Stored records
- - -

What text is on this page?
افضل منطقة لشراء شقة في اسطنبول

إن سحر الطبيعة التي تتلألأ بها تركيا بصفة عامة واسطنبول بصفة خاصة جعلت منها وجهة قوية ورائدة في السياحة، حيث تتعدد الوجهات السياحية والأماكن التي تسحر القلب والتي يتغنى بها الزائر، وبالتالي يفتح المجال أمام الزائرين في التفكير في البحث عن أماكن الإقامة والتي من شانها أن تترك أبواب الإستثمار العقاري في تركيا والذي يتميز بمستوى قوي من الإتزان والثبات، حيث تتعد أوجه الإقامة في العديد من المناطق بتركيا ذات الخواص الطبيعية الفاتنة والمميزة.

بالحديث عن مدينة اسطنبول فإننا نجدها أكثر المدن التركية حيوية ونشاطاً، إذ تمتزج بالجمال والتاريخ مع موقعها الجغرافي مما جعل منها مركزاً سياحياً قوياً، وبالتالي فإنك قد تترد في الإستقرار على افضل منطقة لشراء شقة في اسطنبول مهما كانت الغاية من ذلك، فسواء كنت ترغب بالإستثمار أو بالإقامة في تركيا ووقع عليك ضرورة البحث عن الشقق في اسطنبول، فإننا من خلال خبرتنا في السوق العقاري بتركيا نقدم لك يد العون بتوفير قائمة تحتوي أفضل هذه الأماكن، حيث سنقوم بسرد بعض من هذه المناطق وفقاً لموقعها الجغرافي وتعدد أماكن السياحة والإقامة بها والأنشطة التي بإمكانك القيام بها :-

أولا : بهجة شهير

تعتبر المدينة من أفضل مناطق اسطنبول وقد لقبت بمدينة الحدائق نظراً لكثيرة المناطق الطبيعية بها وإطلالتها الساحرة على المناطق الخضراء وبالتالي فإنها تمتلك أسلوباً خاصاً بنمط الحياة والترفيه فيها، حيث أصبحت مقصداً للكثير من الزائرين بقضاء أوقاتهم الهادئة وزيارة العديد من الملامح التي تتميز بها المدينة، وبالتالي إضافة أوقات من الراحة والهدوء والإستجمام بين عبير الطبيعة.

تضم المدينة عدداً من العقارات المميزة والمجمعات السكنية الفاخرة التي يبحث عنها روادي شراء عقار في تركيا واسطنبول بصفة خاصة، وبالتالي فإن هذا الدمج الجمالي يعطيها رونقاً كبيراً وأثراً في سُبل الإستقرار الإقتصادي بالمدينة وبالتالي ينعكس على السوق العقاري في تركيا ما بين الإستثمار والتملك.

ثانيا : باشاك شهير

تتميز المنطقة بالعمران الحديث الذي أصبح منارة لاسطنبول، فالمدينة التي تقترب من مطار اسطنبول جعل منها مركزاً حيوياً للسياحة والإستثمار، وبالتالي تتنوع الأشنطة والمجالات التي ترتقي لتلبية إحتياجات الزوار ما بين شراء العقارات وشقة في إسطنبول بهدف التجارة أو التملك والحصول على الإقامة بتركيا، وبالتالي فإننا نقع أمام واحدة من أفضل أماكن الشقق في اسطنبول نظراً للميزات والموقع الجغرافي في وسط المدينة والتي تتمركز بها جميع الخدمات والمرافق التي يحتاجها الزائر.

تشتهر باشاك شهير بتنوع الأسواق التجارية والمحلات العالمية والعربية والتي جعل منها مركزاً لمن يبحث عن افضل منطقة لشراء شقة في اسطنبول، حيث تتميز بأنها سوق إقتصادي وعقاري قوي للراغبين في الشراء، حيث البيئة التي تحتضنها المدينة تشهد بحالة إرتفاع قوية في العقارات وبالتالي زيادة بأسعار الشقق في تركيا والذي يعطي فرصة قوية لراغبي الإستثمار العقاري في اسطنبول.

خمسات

- - -

* Exercise description
In the entries above, find each line with the word "نظرا" and copy it.

* Result
تعتبر المدينة من أفضل مناطق اسطنبول وقد لقبت بمدينة الحدائق نظراً لكثيرة المناطق الطبيعية بها وإطلالتها الساحرة على المناطق الخضراء وبالتالي فإنها تمتلك أسلوباً خاصاً بنمط الحياة والترفيه فيها، حيث أصبحت مقصداً للكثير من الزائرين بقضاء أوقاتهم الهادئة وزيارة العديد من الملامح التي تتميز بها المدينة، وبالتالي إضافة أوقات من الراحة والهدوء والإستجمام بين عبير الطبيعة.
تتميز المنطقة بالعمران الحديث الذي أصبح منارة لاسطنبول، فالمدينة التي تقترب من مطار اسطنبول جعل منها مركزاً حيوياً للسياحة والإستثمار، وبالتالي تتنوع الأشنطة والمجالات التي ترتقي لتلبية إحتياجات الزوار ما بين شراء العقارات وشقة في إسطنبول بهدف التجارة أو التملك والحصول على الإقامة بتركيا، وبالتالي فإننا نقع أمام واحدة من أفضل أماكن الشقق في اسطنبول نظراً للميزات والموقع الجغرافي في وسط المدينة والتي تتمركز بها جميع الخدمات والمرافق التي يحتاجها الزائر.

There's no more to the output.